[Begin Data]

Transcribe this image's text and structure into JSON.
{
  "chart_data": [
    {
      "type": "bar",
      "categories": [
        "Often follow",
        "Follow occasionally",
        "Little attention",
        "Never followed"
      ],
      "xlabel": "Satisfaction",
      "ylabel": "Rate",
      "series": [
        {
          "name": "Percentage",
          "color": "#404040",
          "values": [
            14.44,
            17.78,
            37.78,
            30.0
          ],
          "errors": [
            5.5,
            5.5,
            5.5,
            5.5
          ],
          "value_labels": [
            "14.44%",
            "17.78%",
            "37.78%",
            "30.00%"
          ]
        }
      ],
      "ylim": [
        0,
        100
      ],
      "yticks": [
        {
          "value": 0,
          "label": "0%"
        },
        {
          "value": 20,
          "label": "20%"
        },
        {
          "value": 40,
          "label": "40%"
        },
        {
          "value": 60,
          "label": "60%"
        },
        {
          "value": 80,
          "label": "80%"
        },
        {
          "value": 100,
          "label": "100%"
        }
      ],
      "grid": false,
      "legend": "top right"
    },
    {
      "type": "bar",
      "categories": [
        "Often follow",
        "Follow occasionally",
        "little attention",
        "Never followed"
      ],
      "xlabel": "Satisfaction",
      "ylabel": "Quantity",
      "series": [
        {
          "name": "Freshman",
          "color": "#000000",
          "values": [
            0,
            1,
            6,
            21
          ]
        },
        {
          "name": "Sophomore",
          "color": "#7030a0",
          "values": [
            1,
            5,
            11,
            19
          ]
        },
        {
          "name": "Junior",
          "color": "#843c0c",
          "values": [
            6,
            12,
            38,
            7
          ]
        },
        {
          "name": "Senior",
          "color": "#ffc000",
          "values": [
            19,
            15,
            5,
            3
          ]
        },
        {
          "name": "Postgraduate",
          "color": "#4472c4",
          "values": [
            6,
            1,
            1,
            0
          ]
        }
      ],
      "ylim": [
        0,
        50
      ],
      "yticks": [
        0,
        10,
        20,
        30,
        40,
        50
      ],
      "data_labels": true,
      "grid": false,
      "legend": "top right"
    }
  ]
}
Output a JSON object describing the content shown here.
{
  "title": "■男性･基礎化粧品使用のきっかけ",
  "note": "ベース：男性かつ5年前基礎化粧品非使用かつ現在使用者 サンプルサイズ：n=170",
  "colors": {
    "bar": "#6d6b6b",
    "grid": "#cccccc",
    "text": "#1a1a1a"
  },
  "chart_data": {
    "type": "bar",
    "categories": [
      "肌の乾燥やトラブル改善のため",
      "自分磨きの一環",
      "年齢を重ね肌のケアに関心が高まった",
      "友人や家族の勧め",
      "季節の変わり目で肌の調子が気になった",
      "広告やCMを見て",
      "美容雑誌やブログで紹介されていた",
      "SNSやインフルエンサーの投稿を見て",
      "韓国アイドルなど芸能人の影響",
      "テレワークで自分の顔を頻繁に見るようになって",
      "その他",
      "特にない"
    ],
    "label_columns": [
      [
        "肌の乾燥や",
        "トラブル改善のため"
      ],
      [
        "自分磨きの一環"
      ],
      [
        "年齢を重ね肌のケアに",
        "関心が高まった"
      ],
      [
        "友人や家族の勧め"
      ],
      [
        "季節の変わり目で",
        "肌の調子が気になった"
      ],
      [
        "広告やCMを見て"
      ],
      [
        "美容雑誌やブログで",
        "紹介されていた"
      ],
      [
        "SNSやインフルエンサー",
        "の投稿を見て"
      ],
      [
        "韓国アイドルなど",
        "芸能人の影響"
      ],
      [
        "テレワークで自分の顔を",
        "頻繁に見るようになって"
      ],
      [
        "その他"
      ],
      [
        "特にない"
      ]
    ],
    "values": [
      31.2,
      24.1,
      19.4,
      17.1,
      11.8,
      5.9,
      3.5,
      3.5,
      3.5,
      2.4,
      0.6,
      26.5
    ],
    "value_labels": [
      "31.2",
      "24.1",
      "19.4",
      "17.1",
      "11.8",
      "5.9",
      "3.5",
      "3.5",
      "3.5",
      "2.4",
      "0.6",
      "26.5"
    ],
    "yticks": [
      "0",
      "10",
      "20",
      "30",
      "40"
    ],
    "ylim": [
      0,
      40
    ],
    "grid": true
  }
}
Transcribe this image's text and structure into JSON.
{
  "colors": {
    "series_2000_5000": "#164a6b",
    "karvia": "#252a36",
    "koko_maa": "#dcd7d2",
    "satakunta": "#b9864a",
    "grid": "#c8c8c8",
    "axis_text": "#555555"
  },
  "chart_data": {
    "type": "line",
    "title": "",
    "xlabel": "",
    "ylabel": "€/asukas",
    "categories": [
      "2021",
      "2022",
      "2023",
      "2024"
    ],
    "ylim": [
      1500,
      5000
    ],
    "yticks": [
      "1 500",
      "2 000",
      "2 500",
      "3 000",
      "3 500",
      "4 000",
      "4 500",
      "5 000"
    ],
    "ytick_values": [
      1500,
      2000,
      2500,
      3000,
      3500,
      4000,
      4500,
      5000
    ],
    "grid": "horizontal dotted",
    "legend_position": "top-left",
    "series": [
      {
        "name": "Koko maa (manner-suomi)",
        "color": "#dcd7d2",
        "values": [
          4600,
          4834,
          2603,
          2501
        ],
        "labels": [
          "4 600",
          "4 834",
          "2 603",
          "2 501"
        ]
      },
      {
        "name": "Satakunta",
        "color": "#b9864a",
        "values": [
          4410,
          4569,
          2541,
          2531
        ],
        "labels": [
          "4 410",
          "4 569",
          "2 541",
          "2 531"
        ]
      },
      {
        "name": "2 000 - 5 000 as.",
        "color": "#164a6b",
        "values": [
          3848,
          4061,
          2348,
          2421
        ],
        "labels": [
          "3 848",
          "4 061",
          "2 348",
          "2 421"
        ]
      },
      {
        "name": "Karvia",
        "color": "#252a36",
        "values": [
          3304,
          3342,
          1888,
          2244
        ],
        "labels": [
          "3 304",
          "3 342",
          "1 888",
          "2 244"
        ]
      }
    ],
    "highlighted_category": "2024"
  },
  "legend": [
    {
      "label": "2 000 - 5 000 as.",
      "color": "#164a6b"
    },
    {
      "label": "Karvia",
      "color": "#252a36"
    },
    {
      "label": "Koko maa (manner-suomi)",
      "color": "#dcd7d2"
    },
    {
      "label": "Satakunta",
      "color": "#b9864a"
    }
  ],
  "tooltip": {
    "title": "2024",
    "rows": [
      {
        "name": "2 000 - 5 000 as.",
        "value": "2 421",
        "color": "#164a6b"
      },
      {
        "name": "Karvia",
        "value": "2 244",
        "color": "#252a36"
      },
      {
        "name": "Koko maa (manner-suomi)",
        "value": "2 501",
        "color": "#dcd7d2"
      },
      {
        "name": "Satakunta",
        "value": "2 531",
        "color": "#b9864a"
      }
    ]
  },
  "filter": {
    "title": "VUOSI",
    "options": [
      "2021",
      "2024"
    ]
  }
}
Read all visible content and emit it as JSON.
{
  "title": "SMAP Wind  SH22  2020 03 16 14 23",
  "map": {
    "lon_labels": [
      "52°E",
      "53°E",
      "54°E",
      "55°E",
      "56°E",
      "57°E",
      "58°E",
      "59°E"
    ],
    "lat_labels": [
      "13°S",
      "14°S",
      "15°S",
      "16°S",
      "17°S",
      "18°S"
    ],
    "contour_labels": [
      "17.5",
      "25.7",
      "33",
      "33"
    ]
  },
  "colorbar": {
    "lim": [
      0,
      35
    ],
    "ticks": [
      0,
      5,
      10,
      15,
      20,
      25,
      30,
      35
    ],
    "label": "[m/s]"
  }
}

[End Data]

## Problem to solve:
In the entries above, find each line with the word "title" and copy it.

## Task output:
  "title": "■男性･基礎化粧品使用のきっかけ",
    "title": "",
    "title": "2024",
    "title": "VUOSI",
  "title": "SMAP Wind  SH22  2020 03 16 14 23",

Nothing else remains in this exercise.